* [TASK TO COMPLETE]:
Copy all entries without alteration and skip the pictures they hold.

* [DATA LISTING]:
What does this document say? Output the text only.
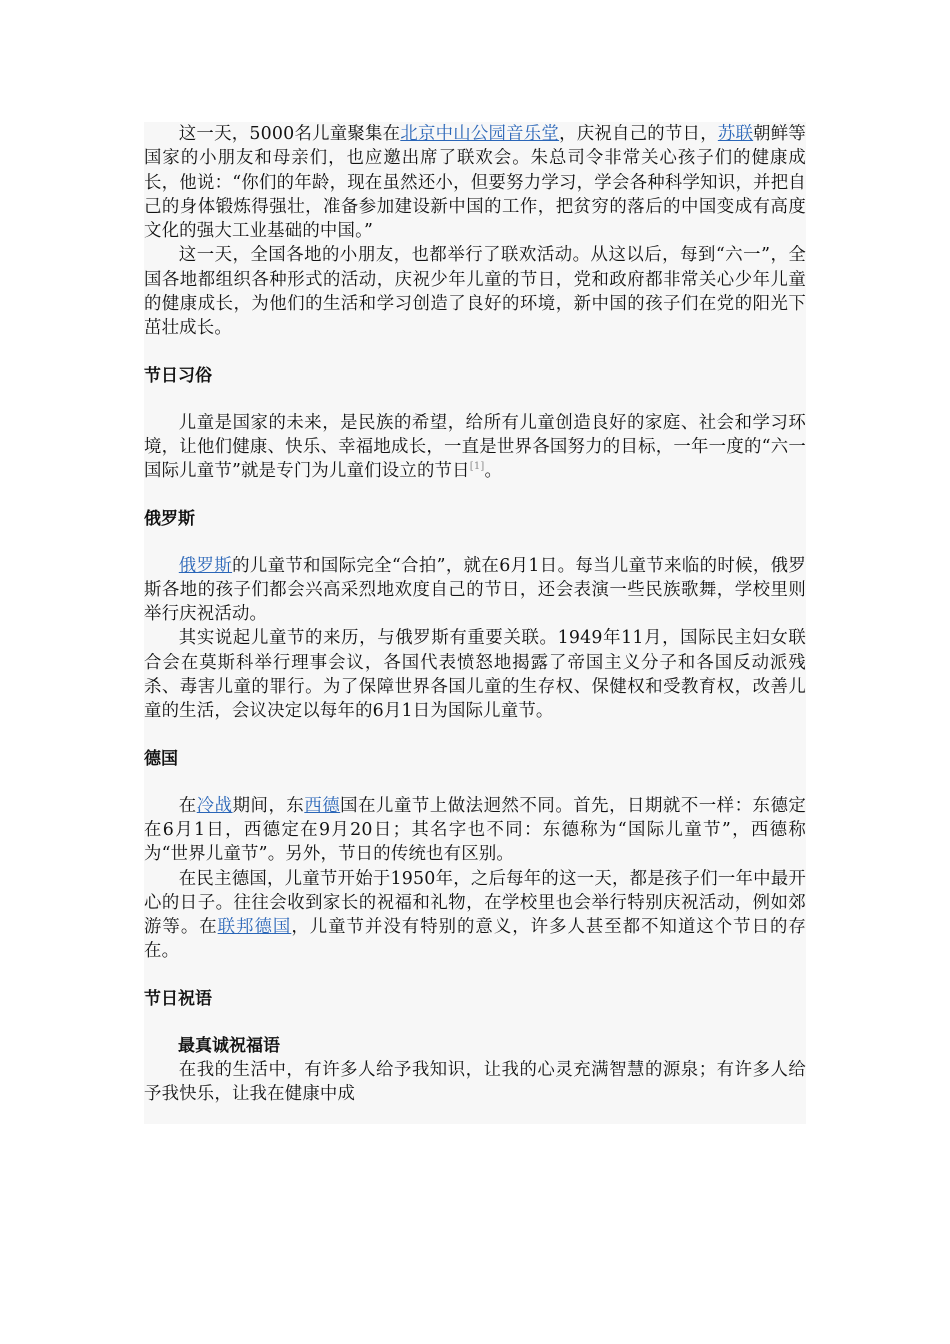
这一天，5000名儿童聚集在北京中山公园音乐堂，庆祝自己的节日，苏联朝鲜等国家的小朋友和母亲们，也应邀出席了联欢会。朱总司令非常关心孩子们的健康成长，他说：“你们的年龄，现在虽然还小，但要努力学习，学会各种科学知识，并把自己的身体锻炼得强壮，准备参加建设新中国的工作，把贫穷的落后的中国变成有高度文化的强大工业基础的中国。”

这一天，全国各地的小朋友，也都举行了联欢活动。从这以后，每到“六一”，全国各地都组织各种形式的活动，庆祝少年儿童的节日，党和政府都非常关心少年儿童的健康成长，为他们的生活和学习创造了良好的环境，新中国的孩子们在党的阳光下茁壮成长。

节日习俗

儿童是国家的未来，是民族的希望，给所有儿童创造良好的家庭、社会和学习环境，让他们健康、快乐、幸福地成长，一直是世界各国努力的目标，一年一度的“六一国际儿童节”就是专门为儿童们设立的节日[1]。

俄罗斯

俄罗斯的儿童节和国际完全“合拍”，就在6月1日。每当儿童节来临的时候，俄罗斯各地的孩子们都会兴高采烈地欢度自己的节日，还会表演一些民族歌舞，学校里则举行庆祝活动。

其实说起儿童节的来历，与俄罗斯有重要关联。1949年11月，国际民主妇女联合会在莫斯科举行理事会议，各国代表愤怒地揭露了帝国主义分子和各国反动派残杀、毒害儿童的罪行。为了保障世界各国儿童的生存权、保健权和受教育权，改善儿童的生活，会议决定以每年的6月1日为国际儿童节。

德国

在冷战期间，东西德国在儿童节上做法迥然不同。首先，日期就不一样：东德定在6月1日，西德定在9月20日；其名字也不同：东德称为“国际儿童节”，西德称为“世界儿童节”。另外，节日的传统也有区别。

在民主德国，儿童节开始于1950年，之后每年的这一天，都是孩子们一年中最开心的日子。往往会收到家长的祝福和礼物，在学校里也会举行特别庆祝活动，例如郊游等。在联邦德国，儿童节并没有特别的意义，许多人甚至都不知道这个节日的存在。

节日祝语
最真诚祝福语

在我的生活中，有许多人给予我知识，让我的心灵充满智慧的源泉；有许多人给予我快乐，让我在健康中成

* [OUTPUT OF THE EXERCISE]:
What does this document say? Output the text only.
这一天，5000名儿童聚集在北京中山公园音乐堂，庆祝自己的节日，苏联朝鲜等国家的小朋友和母亲们，也应邀出席了联欢会。朱总司令非常关心孩子们的健康成长，他说：“你们的年龄，现在虽然还小，但要努力学习，学会各种科学知识，并把自己的身体锻炼得强壮，准备参加建设新中国的工作，把贫穷的落后的中国变成有高度文化的强大工业基础的中国。”

这一天，全国各地的小朋友，也都举行了联欢活动。从这以后，每到“六一”，全国各地都组织各种形式的活动，庆祝少年儿童的节日，党和政府都非常关心少年儿童的健康成长，为他们的生活和学习创造了良好的环境，新中国的孩子们在党的阳光下茁壮成长。

节日习俗

儿童是国家的未来，是民族的希望，给所有儿童创造良好的家庭、社会和学习环境，让他们健康、快乐、幸福地成长，一直是世界各国努力的目标，一年一度的“六一国际儿童节”就是专门为儿童们设立的节日[1]。

俄罗斯

俄罗斯的儿童节和国际完全“合拍”，就在6月1日。每当儿童节来临的时候，俄罗斯各地的孩子们都会兴高采烈地欢度自己的节日，还会表演一些民族歌舞，学校里则举行庆祝活动。

其实说起儿童节的来历，与俄罗斯有重要关联。1949年11月，国际民主妇女联合会在莫斯科举行理事会议，各国代表愤怒地揭露了帝国主义分子和各国反动派残杀、毒害儿童的罪行。为了保障世界各国儿童的生存权、保健权和受教育权，改善儿童的生活，会议决定以每年的6月1日为国际儿童节。

德国

在冷战期间，东西德国在儿童节上做法迥然不同。首先，日期就不一样：东德定在6月1日，西德定在9月20日；其名字也不同：东德称为“国际儿童节”，西德称为“世界儿童节”。另外，节日的传统也有区别。

在民主德国，儿童节开始于1950年，之后每年的这一天，都是孩子们一年中最开心的日子。往往会收到家长的祝福和礼物，在学校里也会举行特别庆祝活动，例如郊游等。在联邦德国，儿童节并没有特别的意义，许多人甚至都不知道这个节日的存在。

节日祝语
最真诚祝福语

在我的生活中，有许多人给予我知识，让我的心灵充满智慧的源泉；有许多人给予我快乐，让我在健康中成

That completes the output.